• _TASKS_:
[a] According to the passage on physician employment contracts, what three things are physicians doing while they look for their first professional position?
[b] Does each statement below agree with the passage on physician employment contracts? Answer yes or no for each, and quote the words of the passage that decide it.
(i) Physicians should wait until an employer puts an offer in writing before looking for a lawyer.
(ii) The employment contract governs the employer's obligations to the physician as well as the physician's own.
(iii) An employer's promises are a better guide to what to expect than its past conduct.

• _SOURCE EXTRACT_:
::::
For their first job after residency, physicians will almost certainly join an existing practice group, which will ask them to sign an employment contract. The provisions of that contract, and the exact language in which it is expressed, will control their obligations, responsibilities, and rights in their new job, as well as their employer’s obligations and responsibilities to them. Many new physicians make the fundamental mistake of thinking they can negotiate and review the employment contract on their own, without the assistance of an experienced lawyer to help them both understand the significance of the document they are presented with and negotiate any necessary changes.

Mistake 1        Not Consulting Legal Counsel

Physicians are highly intelligent people who are used to making critically important decisions. Thus, it is often difficult for them to admit that they may need help in looking out for their own and their family’s interests as they enter into a legally binding agreement that may affect their professional and personal life for many years to come. A lawyer who is experienced with physician contracts knows the pitfalls, the loopholes, and the special legal meaning that courts or legislation has given to what seems to the layperson to be ordinary English words. Such a lawyer is trained to spot ambiguities and knows what contract terms should be there but are not. Just as physicians would not rely on lawyers to diagnose an ailment, they should not rely on their own ability to review or draft an important contract.

Action Step     Physicians should find a lawyer who has experience with physician contracts early in their job search process, so that when they get to the point of putting things in writing with a specific employer, they will be able to move quickly.

Mistake 2        Failing to Ask Questions and Research the Prospective Employer and

Employment Situation 

A lot is happening when physicians are looking for their first professional position: They are finishing a residency, taking the boards, and trying to decide where they may be spending the rest of their life. It is natural in such circumstances to focus on what the job promises, where it is located, and how much it pays—and easy to overlook the fact that they should be spending just as much effort in checking out a potential employer’s “credentials” as the employer is in checking out theirs. Physicians should remember that what employers have done in the past may be a far better predictor of what to expect from them than any promises they make.
::::
(Collection entries)

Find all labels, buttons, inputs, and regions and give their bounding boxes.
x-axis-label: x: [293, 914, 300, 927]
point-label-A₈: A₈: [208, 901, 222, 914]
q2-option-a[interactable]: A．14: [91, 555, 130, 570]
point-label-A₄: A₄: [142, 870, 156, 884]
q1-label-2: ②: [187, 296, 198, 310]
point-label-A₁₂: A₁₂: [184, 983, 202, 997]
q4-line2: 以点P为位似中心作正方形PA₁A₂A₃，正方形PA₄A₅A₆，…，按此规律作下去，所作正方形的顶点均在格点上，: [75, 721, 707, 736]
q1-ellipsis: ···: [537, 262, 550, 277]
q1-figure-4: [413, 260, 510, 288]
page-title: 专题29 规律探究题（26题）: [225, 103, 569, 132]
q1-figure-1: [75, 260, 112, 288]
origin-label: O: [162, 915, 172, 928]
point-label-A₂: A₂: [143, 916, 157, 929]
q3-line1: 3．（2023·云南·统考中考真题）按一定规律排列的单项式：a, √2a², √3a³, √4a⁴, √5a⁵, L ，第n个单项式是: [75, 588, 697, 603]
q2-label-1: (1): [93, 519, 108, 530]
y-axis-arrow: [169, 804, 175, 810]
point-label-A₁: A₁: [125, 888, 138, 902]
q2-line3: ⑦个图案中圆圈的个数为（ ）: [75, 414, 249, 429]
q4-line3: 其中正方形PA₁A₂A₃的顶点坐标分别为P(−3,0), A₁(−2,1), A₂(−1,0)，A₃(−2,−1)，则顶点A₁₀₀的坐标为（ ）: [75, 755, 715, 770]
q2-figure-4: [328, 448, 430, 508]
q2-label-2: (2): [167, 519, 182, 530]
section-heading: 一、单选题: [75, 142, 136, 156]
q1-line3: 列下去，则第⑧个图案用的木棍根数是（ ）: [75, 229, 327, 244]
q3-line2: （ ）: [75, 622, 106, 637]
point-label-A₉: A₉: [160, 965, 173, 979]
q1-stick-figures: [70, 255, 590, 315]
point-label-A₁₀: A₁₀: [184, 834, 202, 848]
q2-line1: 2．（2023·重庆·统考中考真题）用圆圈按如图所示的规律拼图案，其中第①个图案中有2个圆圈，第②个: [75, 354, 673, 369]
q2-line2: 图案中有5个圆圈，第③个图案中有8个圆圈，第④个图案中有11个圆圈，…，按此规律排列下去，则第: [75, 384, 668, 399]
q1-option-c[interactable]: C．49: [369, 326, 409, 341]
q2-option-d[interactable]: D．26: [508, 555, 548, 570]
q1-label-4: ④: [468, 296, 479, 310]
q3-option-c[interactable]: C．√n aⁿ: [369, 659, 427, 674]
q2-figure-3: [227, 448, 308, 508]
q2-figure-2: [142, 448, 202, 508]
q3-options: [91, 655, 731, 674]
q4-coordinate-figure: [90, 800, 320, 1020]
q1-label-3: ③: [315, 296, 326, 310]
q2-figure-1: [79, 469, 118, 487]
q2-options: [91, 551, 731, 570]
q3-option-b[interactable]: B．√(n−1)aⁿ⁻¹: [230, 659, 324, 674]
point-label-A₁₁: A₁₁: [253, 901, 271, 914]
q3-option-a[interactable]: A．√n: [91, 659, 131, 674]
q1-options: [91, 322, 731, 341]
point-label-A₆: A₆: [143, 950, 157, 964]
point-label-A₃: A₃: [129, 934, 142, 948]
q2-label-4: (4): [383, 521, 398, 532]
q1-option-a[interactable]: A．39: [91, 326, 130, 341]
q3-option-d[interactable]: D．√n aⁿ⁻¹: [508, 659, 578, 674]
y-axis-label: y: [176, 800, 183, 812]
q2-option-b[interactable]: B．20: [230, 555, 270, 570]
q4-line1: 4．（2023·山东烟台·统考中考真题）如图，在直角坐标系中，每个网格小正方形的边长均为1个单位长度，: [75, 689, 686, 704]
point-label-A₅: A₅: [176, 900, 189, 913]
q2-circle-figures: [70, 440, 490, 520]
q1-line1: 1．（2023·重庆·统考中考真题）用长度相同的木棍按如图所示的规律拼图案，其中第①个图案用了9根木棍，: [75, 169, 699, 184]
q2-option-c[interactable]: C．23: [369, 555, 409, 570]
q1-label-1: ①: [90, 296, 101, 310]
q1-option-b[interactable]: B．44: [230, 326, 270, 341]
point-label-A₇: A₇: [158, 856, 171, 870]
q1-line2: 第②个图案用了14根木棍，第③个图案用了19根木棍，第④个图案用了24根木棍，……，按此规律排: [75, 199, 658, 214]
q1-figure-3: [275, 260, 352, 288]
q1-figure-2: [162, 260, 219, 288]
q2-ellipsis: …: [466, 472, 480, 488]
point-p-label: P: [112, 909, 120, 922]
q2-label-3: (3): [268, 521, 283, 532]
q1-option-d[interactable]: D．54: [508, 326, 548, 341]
::::
• _SOLUTIONS PER TASK_:
[a]
- Finishing a residency
- Taking the boards
- Trying to decide where they may be spending the rest of their life

[b]
(i) No: "Physicians should find a lawyer who has experience with physician contracts early in their job search process"
(ii) Yes: "as well as their employer’s obligations and responsibilities to them"
(iii) No: "what employers have done in the past may be a far better predictor of what to expect from them than any promises they make"